=== WHAT IS NEEDED ===
Transcribe the records below exactly as they appear.

—————

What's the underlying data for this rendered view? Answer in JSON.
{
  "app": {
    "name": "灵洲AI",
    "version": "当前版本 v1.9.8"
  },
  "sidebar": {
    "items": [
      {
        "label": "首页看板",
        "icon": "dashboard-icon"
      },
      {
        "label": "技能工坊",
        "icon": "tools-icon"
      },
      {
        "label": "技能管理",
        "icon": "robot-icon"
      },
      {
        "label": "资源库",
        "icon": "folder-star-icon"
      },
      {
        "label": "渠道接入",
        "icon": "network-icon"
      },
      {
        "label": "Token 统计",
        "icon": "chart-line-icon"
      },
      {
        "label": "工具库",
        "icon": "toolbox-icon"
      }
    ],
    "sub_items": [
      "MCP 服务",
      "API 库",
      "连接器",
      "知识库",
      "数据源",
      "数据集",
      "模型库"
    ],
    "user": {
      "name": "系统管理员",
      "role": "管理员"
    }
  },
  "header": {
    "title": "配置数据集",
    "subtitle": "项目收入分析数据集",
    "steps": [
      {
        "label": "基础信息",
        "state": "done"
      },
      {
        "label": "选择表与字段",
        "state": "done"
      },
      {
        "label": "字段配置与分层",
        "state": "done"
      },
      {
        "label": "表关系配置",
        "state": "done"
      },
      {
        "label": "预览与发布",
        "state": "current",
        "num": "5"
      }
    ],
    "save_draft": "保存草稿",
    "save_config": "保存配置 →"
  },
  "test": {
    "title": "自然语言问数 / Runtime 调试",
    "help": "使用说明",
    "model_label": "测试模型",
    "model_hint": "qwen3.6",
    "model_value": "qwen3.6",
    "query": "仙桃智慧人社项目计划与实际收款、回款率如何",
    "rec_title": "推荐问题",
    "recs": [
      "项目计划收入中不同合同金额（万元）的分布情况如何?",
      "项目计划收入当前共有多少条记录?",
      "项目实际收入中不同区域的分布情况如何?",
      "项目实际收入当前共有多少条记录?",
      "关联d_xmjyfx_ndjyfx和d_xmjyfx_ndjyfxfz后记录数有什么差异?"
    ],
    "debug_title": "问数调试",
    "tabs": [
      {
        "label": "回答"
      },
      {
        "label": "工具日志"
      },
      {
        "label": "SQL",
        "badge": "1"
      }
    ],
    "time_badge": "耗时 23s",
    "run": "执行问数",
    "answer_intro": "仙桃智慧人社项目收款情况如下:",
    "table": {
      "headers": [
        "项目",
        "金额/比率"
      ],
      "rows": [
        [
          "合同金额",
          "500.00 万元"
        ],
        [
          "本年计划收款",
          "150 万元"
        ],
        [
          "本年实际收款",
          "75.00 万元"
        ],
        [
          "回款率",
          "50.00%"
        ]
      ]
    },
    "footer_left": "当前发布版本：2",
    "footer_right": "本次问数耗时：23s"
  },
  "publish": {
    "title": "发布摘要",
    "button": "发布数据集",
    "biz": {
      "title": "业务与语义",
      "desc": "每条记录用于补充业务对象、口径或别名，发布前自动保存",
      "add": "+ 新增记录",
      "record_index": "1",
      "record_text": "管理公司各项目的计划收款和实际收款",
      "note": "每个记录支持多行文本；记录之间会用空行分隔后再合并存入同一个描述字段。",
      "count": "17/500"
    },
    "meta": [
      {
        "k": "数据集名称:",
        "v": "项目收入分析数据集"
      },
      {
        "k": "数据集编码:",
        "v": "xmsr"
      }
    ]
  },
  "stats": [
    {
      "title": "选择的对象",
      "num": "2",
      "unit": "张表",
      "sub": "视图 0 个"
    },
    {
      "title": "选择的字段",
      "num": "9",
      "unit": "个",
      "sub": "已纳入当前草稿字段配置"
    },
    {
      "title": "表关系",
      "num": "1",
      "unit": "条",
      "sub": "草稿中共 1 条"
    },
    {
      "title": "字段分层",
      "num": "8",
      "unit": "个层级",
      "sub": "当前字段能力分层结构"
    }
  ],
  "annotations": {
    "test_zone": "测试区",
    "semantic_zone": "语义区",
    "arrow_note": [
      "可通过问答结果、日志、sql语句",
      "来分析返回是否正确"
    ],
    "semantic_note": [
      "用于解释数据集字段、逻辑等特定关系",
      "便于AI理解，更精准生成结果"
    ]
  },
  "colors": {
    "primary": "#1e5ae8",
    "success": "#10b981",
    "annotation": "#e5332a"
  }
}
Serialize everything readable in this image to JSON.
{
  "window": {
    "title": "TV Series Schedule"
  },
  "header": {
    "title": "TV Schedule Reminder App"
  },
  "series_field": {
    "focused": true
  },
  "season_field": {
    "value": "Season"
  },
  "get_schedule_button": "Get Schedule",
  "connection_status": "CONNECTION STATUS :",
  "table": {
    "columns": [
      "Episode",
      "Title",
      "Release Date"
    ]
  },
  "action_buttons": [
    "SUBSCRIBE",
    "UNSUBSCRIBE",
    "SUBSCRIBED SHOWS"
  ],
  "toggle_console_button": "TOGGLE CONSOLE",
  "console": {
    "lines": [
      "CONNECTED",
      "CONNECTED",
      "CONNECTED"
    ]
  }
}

—————

=== PROBLEM SOLUTION ===
What's the underlying data for this rendered view? Answer in JSON.
{
  "app": {
    "name": "灵洲AI",
    "version": "当前版本 v1.9.8"
  },
  "sidebar": {
    "items": [
      {
        "label": "首页看板",
        "icon": "dashboard-icon"
      },
      {
        "label": "技能工坊",
        "icon": "tools-icon"
      },
      {
        "label": "技能管理",
        "icon": "robot-icon"
      },
      {
        "label": "资源库",
        "icon": "folder-star-icon"
      },
      {
        "label": "渠道接入",
        "icon": "network-icon"
      },
      {
        "label": "Token 统计",
        "icon": "chart-line-icon"
      },
      {
        "label": "工具库",
        "icon": "toolbox-icon"
      }
    ],
    "sub_items": [
      "MCP 服务",
      "API 库",
      "连接器",
      "知识库",
      "数据源",
      "数据集",
      "模型库"
    ],
    "user": {
      "name": "系统管理员",
      "role": "管理员"
    }
  },
  "header": {
    "title": "配置数据集",
    "subtitle": "项目收入分析数据集",
    "steps": [
      {
        "label": "基础信息",
        "state": "done"
      },
      {
        "label": "选择表与字段",
        "state": "done"
      },
      {
        "label": "字段配置与分层",
        "state": "done"
      },
      {
        "label": "表关系配置",
        "state": "done"
      },
      {
        "label": "预览与发布",
        "state": "current",
        "num": "5"
      }
    ],
    "save_draft": "保存草稿",
    "save_config": "保存配置 →"
  },
  "test": {
    "title": "自然语言问数 / Runtime 调试",
    "help": "使用说明",
    "model_label": "测试模型",
    "model_hint": "qwen3.6",
    "model_value": "qwen3.6",
    "query": "仙桃智慧人社项目计划与实际收款、回款率如何",
    "rec_title": "推荐问题",
    "recs": [
      "项目计划收入中不同合同金额（万元）的分布情况如何?",
      "项目计划收入当前共有多少条记录?",
      "项目实际收入中不同区域的分布情况如何?",
      "项目实际收入当前共有多少条记录?",
      "关联d_xmjyfx_ndjyfx和d_xmjyfx_ndjyfxfz后记录数有什么差异?"
    ],
    "debug_title": "问数调试",
    "tabs": [
      {
        "label": "回答"
      },
      {
        "label": "工具日志"
      },
      {
        "label": "SQL",
        "badge": "1"
      }
    ],
    "time_badge": "耗时 23s",
    "run": "执行问数",
    "answer_intro": "仙桃智慧人社项目收款情况如下:",
    "table": {
      "headers": [
        "项目",
        "金额/比率"
      ],
      "rows": [
        [
          "合同金额",
          "500.00 万元"
        ],
        [
          "本年计划收款",
          "150 万元"
        ],
        [
          "本年实际收款",
          "75.00 万元"
        ],
        [
          "回款率",
          "50.00%"
        ]
      ]
    },
    "footer_left": "当前发布版本：2",
    "footer_right": "本次问数耗时：23s"
  },
  "publish": {
    "title": "发布摘要",
    "button": "发布数据集",
    "biz": {
      "title": "业务与语义",
      "desc": "每条记录用于补充业务对象、口径或别名，发布前自动保存",
      "add": "+ 新增记录",
      "record_index": "1",
      "record_text": "管理公司各项目的计划收款和实际收款",
      "note": "每个记录支持多行文本；记录之间会用空行分隔后再合并存入同一个描述字段。",
      "count": "17/500"
    },
    "meta": [
      {
        "k": "数据集名称:",
        "v": "项目收入分析数据集"
      },
      {
        "k": "数据集编码:",
        "v": "xmsr"
      }
    ]
  },
  "stats": [
    {
      "title": "选择的对象",
      "num": "2",
      "unit": "张表",
      "sub": "视图 0 个"
    },
    {
      "title": "选择的字段",
      "num": "9",
      "unit": "个",
      "sub": "已纳入当前草稿字段配置"
    },
    {
      "title": "表关系",
      "num": "1",
      "unit": "条",
      "sub": "草稿中共 1 条"
    },
    {
      "title": "字段分层",
      "num": "8",
      "unit": "个层级",
      "sub": "当前字段能力分层结构"
    }
  ],
  "annotations": {
    "test_zone": "测试区",
    "semantic_zone": "语义区",
    "arrow_note": [
      "可通过问答结果、日志、sql语句",
      "来分析返回是否正确"
    ],
    "semantic_note": [
      "用于解释数据集字段、逻辑等特定关系",
      "便于AI理解，更精准生成结果"
    ]
  },
  "colors": {
    "primary": "#1e5ae8",
    "success": "#10b981",
    "annotation": "#e5332a"
  }
}
Serialize everything readable in this image to JSON.
{
  "window": {
    "title": "TV Series Schedule"
  },
  "header": {
    "title": "TV Schedule Reminder App"
  },
  "series_field": {
    "focused": true
  },
  "season_field": {
    "value": "Season"
  },
  "get_schedule_button": "Get Schedule",
  "connection_status": "CONNECTION STATUS :",
  "table": {
    "columns": [
      "Episode",
      "Title",
      "Release Date"
    ]
  },
  "action_buttons": [
    "SUBSCRIBE",
    "UNSUBSCRIBE",
    "SUBSCRIBED SHOWS"
  ],
  "toggle_console_button": "TOGGLE CONSOLE",
  "console": {
    "lines": [
      "CONNECTED",
      "CONNECTED",
      "CONNECTED"
    ]
  }
}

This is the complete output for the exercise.